* [Problem to solve]
Below are some records; give them all again exactly, but not the pictures.

Dataset records
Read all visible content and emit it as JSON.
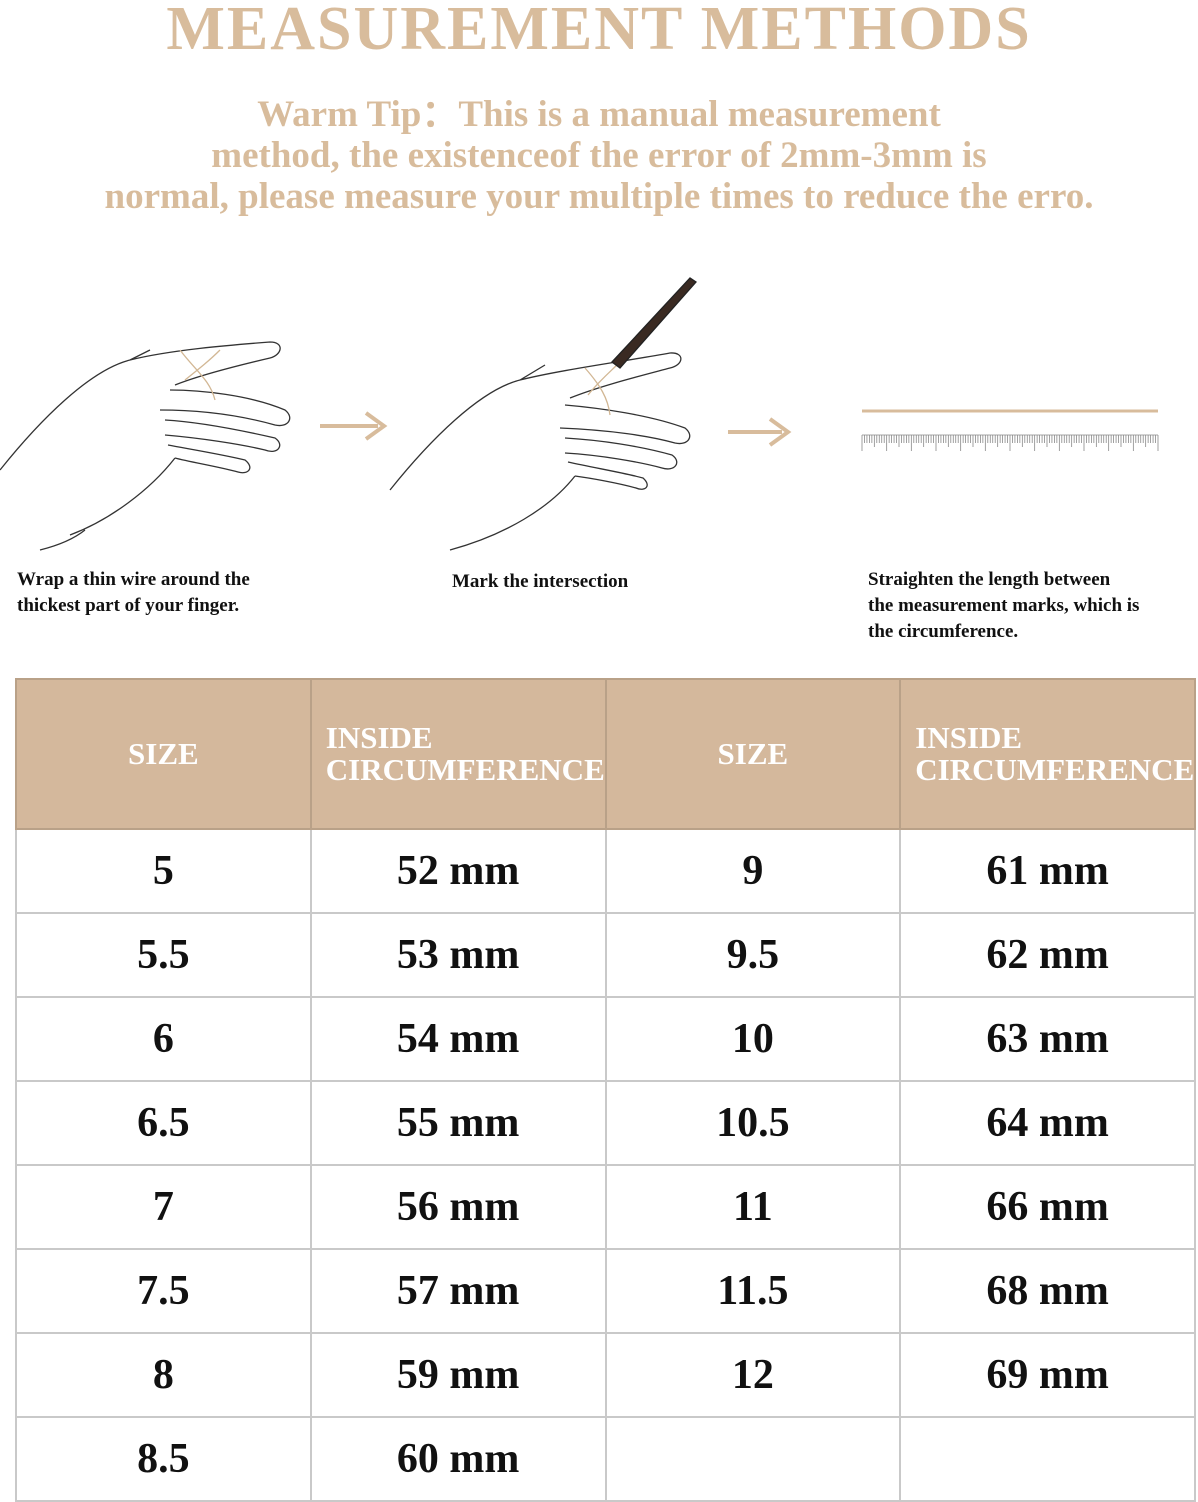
{
  "header": {
    "title": "MEASUREMENT METHODS",
    "tip": [
      "Warm Tip：This is a manual measurement",
      "method, the existenceof the error of 2mm-3mm is",
      "normal, please measure your multiple times to reduce the erro."
    ]
  },
  "steps": [
    {
      "lines": [
        "Wrap a thin wire around the",
        "thickest part of your finger."
      ]
    },
    {
      "lines": [
        "Mark the intersection"
      ]
    },
    {
      "lines": [
        "Straighten the length between",
        "the measurement marks, which is",
        "the circumference."
      ]
    }
  ],
  "table": {
    "header": [
      "SIZE",
      "INSIDE CIRCUMFERENCE",
      "SIZE",
      "INSIDE CIRCUMFERENCE"
    ],
    "rows": [
      [
        5,
        "52 mm",
        9,
        "61 mm"
      ],
      [
        5.5,
        "53 mm",
        9.5,
        "62 mm"
      ],
      [
        6,
        "54 mm",
        10,
        "63 mm"
      ],
      [
        6.5,
        "55 mm",
        10.5,
        "64 mm"
      ],
      [
        7,
        "56 mm",
        11,
        "66 mm"
      ],
      [
        7.5,
        "57 mm",
        11.5,
        "68 mm"
      ],
      [
        8,
        "59 mm",
        12,
        "69 mm"
      ],
      [
        8.5,
        "60 mm"
      ]
    ]
  }
}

* [Result]
Read all visible content and emit it as JSON.
{
  "header": {
    "title": "MEASUREMENT METHODS",
    "tip": [
      "Warm Tip：This is a manual measurement",
      "method, the existenceof the error of 2mm-3mm is",
      "normal, please measure your multiple times to reduce the erro."
    ]
  },
  "steps": [
    {
      "lines": [
        "Wrap a thin wire around the",
        "thickest part of your finger."
      ]
    },
    {
      "lines": [
        "Mark the intersection"
      ]
    },
    {
      "lines": [
        "Straighten the length between",
        "the measurement marks, which is",
        "the circumference."
      ]
    }
  ],
  "table": {
    "header": [
      "SIZE",
      "INSIDE CIRCUMFERENCE",
      "SIZE",
      "INSIDE CIRCUMFERENCE"
    ],
    "rows": [
      [
        5,
        "52 mm",
        9,
        "61 mm"
      ],
      [
        5.5,
        "53 mm",
        9.5,
        "62 mm"
      ],
      [
        6,
        "54 mm",
        10,
        "63 mm"
      ],
      [
        6.5,
        "55 mm",
        10.5,
        "64 mm"
      ],
      [
        7,
        "56 mm",
        11,
        "66 mm"
      ],
      [
        7.5,
        "57 mm",
        11.5,
        "68 mm"
      ],
      [
        8,
        "59 mm",
        12,
        "69 mm"
      ],
      [
        8.5,
        "60 mm"
      ]
    ]
  }
}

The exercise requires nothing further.